# Data excerpts
____

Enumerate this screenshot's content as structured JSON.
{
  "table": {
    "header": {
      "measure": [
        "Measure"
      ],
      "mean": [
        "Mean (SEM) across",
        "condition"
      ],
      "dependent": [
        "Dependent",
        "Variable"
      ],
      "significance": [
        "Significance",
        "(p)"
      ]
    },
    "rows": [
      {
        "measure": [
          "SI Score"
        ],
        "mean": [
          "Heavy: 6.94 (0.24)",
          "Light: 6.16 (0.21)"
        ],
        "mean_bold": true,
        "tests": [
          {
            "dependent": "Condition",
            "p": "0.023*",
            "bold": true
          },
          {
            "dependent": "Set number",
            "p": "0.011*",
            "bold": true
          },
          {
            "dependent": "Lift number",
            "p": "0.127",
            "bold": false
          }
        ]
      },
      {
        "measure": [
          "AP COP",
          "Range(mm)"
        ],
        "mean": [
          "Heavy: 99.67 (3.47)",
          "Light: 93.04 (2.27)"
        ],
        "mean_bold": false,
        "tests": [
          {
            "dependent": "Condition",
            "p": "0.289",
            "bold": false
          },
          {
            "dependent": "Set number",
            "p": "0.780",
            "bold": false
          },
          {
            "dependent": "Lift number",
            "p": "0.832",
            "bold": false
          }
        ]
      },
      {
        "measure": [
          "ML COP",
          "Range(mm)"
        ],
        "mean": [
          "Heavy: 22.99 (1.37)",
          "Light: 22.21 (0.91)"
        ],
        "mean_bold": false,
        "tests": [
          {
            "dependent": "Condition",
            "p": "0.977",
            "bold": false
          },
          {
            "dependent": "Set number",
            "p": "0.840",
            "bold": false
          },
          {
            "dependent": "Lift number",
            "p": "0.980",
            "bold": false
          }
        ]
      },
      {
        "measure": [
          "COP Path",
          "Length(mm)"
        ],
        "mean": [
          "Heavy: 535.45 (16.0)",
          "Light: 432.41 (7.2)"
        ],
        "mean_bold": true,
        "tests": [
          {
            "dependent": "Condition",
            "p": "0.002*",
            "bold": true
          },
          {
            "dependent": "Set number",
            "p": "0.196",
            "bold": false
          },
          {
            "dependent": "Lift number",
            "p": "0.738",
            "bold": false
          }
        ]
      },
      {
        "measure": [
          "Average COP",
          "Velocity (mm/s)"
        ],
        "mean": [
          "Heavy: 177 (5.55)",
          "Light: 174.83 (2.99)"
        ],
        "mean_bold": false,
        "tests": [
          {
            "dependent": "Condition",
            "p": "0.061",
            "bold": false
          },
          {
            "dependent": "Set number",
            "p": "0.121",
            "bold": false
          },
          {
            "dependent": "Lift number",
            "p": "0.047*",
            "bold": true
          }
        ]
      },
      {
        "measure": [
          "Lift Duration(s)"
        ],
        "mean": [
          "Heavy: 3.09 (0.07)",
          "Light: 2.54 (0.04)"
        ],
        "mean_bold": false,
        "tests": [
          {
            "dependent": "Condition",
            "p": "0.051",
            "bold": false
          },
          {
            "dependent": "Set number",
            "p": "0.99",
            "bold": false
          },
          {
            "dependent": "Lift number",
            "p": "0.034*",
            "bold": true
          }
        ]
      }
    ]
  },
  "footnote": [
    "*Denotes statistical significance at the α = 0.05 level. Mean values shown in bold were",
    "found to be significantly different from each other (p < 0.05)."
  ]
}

____

# Exercise task
Look for the word "Light" in every line of the listing and copy the lines that have it.

# Output of the exercise
          "Light: 6.16 (0.21)"
          "Light: 93.04 (2.27)"
          "Light: 22.21 (0.91)"
          "Light: 432.41 (7.2)"
          "Light: 174.83 (2.99)"
          "Light: 2.54 (0.04)"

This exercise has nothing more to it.